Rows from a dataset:
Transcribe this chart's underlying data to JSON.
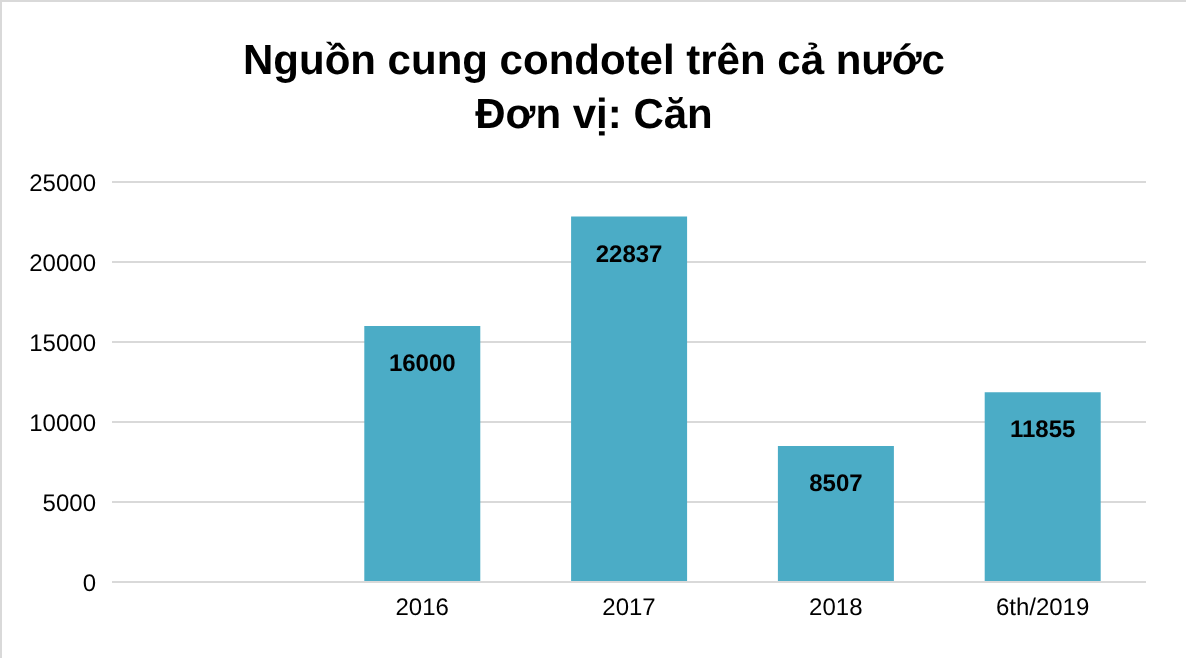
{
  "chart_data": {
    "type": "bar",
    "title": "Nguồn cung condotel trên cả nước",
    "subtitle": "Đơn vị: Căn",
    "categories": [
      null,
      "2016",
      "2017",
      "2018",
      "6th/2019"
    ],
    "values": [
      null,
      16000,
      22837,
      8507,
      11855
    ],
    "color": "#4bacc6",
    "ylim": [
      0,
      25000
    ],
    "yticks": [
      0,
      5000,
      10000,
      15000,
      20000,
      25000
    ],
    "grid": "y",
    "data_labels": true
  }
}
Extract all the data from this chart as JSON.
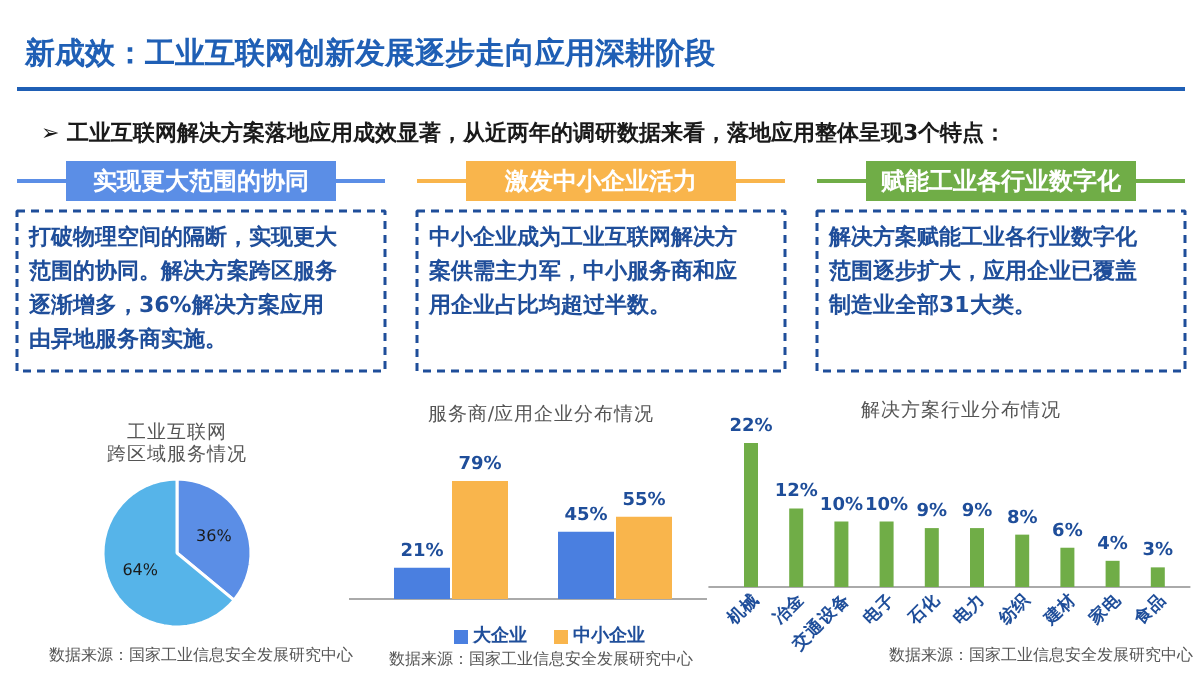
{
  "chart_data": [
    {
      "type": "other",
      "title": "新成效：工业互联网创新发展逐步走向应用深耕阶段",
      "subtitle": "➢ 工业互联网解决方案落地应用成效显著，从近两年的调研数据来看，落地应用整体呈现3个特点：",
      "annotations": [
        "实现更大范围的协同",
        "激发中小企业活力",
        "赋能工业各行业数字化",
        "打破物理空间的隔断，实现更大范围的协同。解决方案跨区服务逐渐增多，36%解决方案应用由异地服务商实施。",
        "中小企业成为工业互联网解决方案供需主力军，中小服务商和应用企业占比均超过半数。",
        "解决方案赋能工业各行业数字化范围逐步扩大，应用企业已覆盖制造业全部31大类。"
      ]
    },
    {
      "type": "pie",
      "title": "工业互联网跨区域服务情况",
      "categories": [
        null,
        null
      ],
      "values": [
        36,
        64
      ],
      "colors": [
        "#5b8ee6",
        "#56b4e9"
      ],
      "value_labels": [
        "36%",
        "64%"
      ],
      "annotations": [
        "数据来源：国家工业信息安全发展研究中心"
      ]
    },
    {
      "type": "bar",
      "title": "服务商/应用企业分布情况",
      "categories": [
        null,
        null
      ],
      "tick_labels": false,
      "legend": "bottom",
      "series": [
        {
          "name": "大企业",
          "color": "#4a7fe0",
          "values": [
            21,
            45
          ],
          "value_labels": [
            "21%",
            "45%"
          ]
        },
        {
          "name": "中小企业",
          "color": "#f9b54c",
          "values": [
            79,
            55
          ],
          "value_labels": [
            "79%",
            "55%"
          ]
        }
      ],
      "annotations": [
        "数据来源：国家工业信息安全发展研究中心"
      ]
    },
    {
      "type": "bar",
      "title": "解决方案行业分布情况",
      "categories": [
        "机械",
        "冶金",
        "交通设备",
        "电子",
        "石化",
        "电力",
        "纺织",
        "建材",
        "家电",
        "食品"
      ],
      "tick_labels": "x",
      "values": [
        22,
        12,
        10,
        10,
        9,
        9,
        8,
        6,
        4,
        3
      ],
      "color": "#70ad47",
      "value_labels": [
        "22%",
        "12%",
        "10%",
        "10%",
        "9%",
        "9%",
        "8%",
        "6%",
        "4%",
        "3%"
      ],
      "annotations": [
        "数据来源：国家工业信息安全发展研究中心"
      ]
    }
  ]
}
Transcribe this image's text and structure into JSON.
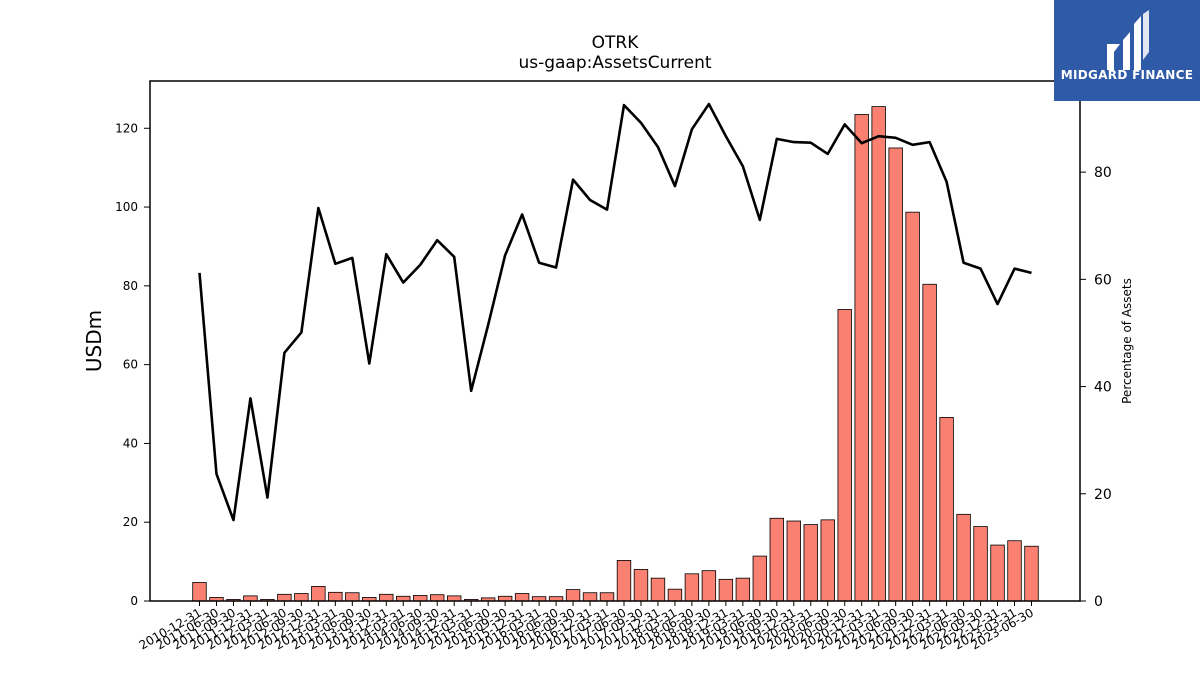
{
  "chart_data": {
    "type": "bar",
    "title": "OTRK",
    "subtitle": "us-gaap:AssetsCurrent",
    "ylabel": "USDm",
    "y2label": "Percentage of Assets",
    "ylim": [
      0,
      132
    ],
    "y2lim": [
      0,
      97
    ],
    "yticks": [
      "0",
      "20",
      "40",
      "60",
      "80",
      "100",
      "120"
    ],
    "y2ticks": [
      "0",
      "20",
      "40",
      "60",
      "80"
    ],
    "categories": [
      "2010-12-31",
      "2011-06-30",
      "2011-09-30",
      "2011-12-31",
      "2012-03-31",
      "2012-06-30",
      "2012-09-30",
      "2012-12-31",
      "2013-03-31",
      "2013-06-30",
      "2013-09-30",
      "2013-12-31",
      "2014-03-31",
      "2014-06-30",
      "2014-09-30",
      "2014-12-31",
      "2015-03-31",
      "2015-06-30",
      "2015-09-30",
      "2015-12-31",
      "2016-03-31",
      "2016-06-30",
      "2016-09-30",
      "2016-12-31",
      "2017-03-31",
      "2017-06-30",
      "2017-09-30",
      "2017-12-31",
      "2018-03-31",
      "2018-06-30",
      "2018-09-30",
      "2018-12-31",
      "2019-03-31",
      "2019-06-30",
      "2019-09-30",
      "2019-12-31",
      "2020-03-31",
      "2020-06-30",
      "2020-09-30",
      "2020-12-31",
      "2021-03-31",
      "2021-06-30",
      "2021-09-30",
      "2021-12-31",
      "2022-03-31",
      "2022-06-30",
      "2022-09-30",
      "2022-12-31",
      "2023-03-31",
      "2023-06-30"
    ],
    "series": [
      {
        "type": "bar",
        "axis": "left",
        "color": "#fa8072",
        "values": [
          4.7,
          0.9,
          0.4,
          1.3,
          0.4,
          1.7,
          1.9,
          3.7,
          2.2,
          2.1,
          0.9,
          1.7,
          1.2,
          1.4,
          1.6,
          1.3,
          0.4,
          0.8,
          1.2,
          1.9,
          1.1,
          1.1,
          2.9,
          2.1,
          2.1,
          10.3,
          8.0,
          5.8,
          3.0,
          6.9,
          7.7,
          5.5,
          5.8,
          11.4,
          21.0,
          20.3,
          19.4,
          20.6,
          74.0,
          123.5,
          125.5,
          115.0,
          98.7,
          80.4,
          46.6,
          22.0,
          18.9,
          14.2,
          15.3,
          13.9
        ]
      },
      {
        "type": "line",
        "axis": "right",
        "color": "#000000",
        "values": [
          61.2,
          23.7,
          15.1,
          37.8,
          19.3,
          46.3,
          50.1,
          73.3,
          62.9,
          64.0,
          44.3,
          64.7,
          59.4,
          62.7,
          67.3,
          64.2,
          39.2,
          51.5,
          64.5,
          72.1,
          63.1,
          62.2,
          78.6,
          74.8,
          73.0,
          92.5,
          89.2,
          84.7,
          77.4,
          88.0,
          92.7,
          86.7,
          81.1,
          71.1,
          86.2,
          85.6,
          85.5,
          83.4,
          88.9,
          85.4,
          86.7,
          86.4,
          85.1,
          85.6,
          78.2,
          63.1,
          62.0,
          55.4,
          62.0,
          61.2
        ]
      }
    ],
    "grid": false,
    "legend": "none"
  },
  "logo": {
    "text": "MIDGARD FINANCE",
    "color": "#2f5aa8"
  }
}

[PROBLEM DESCRIPTION] Return the entries unchanged, save for the pictures, which do not belong in the copy.

[TASK RESPONSE]
Transcribe this chart's underlying data to JSON.
{
  "chart_data": {
    "type": "bar",
    "title": "Nguồn cung condotel trên cả nước",
    "subtitle": "Đơn vị: Căn",
    "categories": [
      null,
      "2016",
      "2017",
      "2018",
      "6th/2019"
    ],
    "values": [
      null,
      16000,
      22837,
      8507,
      11855
    ],
    "color": "#4bacc6",
    "ylim": [
      0,
      25000
    ],
    "yticks": [
      0,
      5000,
      10000,
      15000,
      20000,
      25000
    ],
    "grid": "y",
    "data_labels": true
  }
}
Extract all the data from this chart as JSON.
{
  "chart_data": [
    {
      "type": "other",
      "title": "新成效：工业互联网创新发展逐步走向应用深耕阶段",
      "subtitle": "➢ 工业互联网解决方案落地应用成效显著，从近两年的调研数据来看，落地应用整体呈现3个特点：",
      "annotations": [
        "实现更大范围的协同",
        "激发中小企业活力",
        "赋能工业各行业数字化",
        "打破物理空间的隔断，实现更大范围的协同。解决方案跨区服务逐渐增多，36%解决方案应用由异地服务商实施。",
        "中小企业成为工业互联网解决方案供需主力军，中小服务商和应用企业占比均超过半数。",
        "解决方案赋能工业各行业数字化范围逐步扩大，应用企业已覆盖制造业全部31大类。"
      ]
    },
    {
      "type": "pie",
      "title": "工业互联网跨区域服务情况",
      "categories": [
        null,
        null
      ],
      "values": [
        36,
        64
      ],
      "colors": [
        "#5b8ee6",
        "#56b4e9"
      ],
      "value_labels": [
        "36%",
        "64%"
      ],
      "annotations": [
        "数据来源：国家工业信息安全发展研究中心"
      ]
    },
    {
      "type": "bar",
      "title": "服务商/应用企业分布情况",
      "categories": [
        null,
        null
      ],
      "tick_labels": false,
      "legend": "bottom",
      "series": [
        {
          "name": "大企业",
          "color": "#4a7fe0",
          "values": [
            21,
            45
          ],
          "value_labels": [
            "21%",
            "45%"
          ]
        },
        {
          "name": "中小企业",
          "color": "#f9b54c",
          "values": [
            79,
            55
          ],
          "value_labels": [
            "79%",
            "55%"
          ]
        }
      ],
      "annotations": [
        "数据来源：国家工业信息安全发展研究中心"
      ]
    },
    {
      "type": "bar",
      "title": "解决方案行业分布情况",
      "categories": [
        "机械",
        "冶金",
        "交通设备",
        "电子",
        "石化",
        "电力",
        "纺织",
        "建材",
        "家电",
        "食品"
      ],
      "tick_labels": "x",
      "values": [
        22,
        12,
        10,
        10,
        9,
        9,
        8,
        6,
        4,
        3
      ],
      "color": "#70ad47",
      "value_labels": [
        "22%",
        "12%",
        "10%",
        "10%",
        "9%",
        "9%",
        "8%",
        "6%",
        "4%",
        "3%"
      ],
      "annotations": [
        "数据来源：国家工业信息安全发展研究中心"
      ]
    }
  ]
}
Transcribe this image's text and structure into JSON.
{
  "chart_data": {
    "type": "bar",
    "title": "OTRK",
    "subtitle": "us-gaap:AssetsCurrent",
    "ylabel": "USDm",
    "y2label": "Percentage of Assets",
    "ylim": [
      0,
      132
    ],
    "y2lim": [
      0,
      97
    ],
    "yticks": [
      "0",
      "20",
      "40",
      "60",
      "80",
      "100",
      "120"
    ],
    "y2ticks": [
      "0",
      "20",
      "40",
      "60",
      "80"
    ],
    "categories": [
      "2010-12-31",
      "2011-06-30",
      "2011-09-30",
      "2011-12-31",
      "2012-03-31",
      "2012-06-30",
      "2012-09-30",
      "2012-12-31",
      "2013-03-31",
      "2013-06-30",
      "2013-09-30",
      "2013-12-31",
      "2014-03-31",
      "2014-06-30",
      "2014-09-30",
      "2014-12-31",
      "2015-03-31",
      "2015-06-30",
      "2015-09-30",
      "2015-12-31",
      "2016-03-31",
      "2016-06-30",
      "2016-09-30",
      "2016-12-31",
      "2017-03-31",
      "2017-06-30",
      "2017-09-30",
      "2017-12-31",
      "2018-03-31",
      "2018-06-30",
      "2018-09-30",
      "2018-12-31",
      "2019-03-31",
      "2019-06-30",
      "2019-09-30",
      "2019-12-31",
      "2020-03-31",
      "2020-06-30",
      "2020-09-30",
      "2020-12-31",
      "2021-03-31",
      "2021-06-30",
      "2021-09-30",
      "2021-12-31",
      "2022-03-31",
      "2022-06-30",
      "2022-09-30",
      "2022-12-31",
      "2023-03-31",
      "2023-06-30"
    ],
    "series": [
      {
        "type": "bar",
        "axis": "left",
        "color": "#fa8072",
        "values": [
          4.7,
          0.9,
          0.4,
          1.3,
          0.4,
          1.7,
          1.9,
          3.7,
          2.2,
          2.1,
          0.9,
          1.7,
          1.2,
          1.4,
          1.6,
          1.3,
          0.4,
          0.8,
          1.2,
          1.9,
          1.1,
          1.1,
          2.9,
          2.1,
          2.1,
          10.3,
          8.0,
          5.8,
          3.0,
          6.9,
          7.7,
          5.5,
          5.8,
          11.4,
          21.0,
          20.3,
          19.4,
          20.6,
          74.0,
          123.5,
          125.5,
          115.0,
          98.7,
          80.4,
          46.6,
          22.0,
          18.9,
          14.2,
          15.3,
          13.9
        ]
      },
      {
        "type": "line",
        "axis": "right",
        "color": "#000000",
        "values": [
          61.2,
          23.7,
          15.1,
          37.8,
          19.3,
          46.3,
          50.1,
          73.3,
          62.9,
          64.0,
          44.3,
          64.7,
          59.4,
          62.7,
          67.3,
          64.2,
          39.2,
          51.5,
          64.5,
          72.1,
          63.1,
          62.2,
          78.6,
          74.8,
          73.0,
          92.5,
          89.2,
          84.7,
          77.4,
          88.0,
          92.7,
          86.7,
          81.1,
          71.1,
          86.2,
          85.6,
          85.5,
          83.4,
          88.9,
          85.4,
          86.7,
          86.4,
          85.1,
          85.6,
          78.2,
          63.1,
          62.0,
          55.4,
          62.0,
          61.2
        ]
      }
    ],
    "grid": false,
    "legend": "none"
  },
  "logo": {
    "text": "MIDGARD FINANCE",
    "color": "#2f5aa8"
  }
}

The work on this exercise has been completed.